● WORK REQUIRED: Count the lines that hold the string "Charge". Reply with the number alone.
+++ DATA
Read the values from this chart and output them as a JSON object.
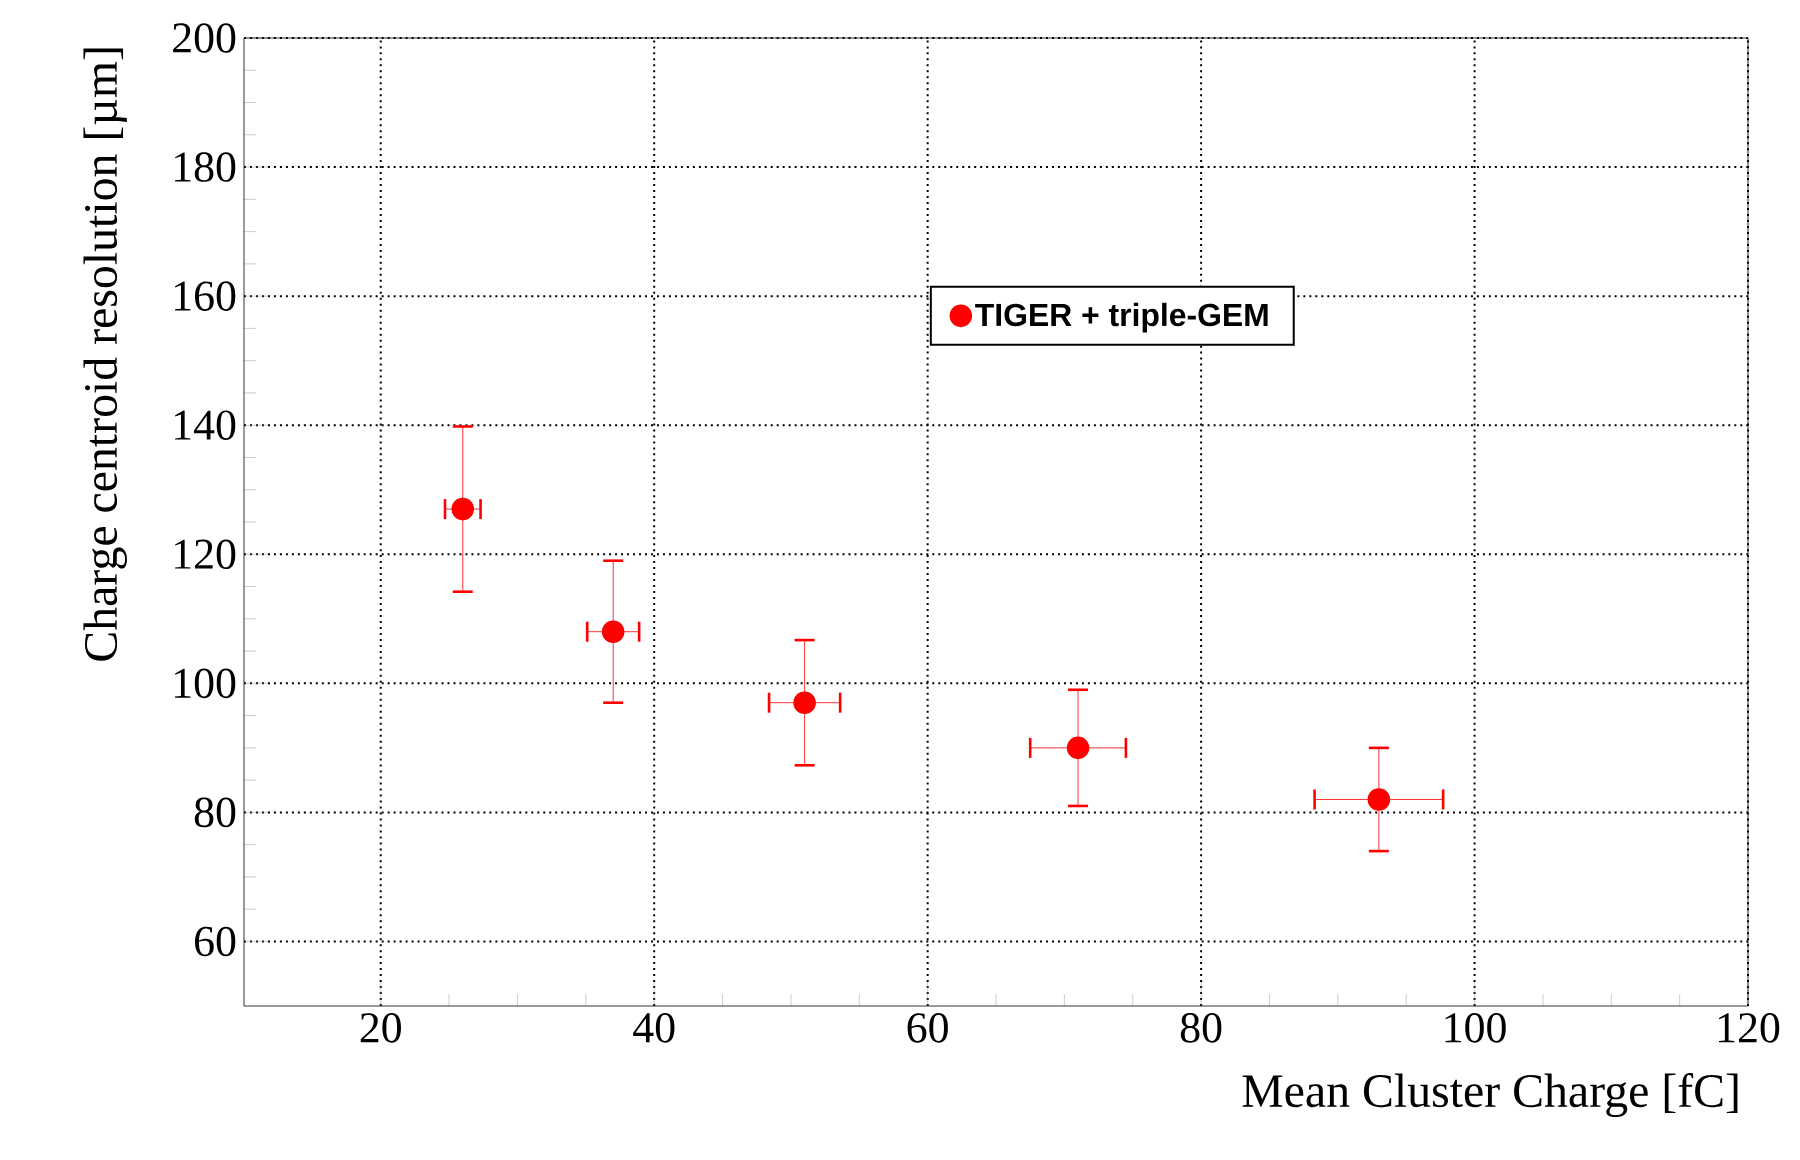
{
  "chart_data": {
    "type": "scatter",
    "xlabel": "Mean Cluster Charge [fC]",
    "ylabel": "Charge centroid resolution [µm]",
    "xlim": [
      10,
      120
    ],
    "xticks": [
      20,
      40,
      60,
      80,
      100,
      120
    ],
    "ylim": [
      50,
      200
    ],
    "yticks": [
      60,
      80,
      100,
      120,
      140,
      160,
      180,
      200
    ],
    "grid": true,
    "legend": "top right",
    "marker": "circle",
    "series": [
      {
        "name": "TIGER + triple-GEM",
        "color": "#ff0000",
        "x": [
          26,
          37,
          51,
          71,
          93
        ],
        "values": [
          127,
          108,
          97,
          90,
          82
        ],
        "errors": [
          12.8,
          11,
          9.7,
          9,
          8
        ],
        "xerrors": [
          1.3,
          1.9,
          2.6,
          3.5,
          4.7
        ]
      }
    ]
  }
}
++++++
● RESULT FOR THIS TASK: 2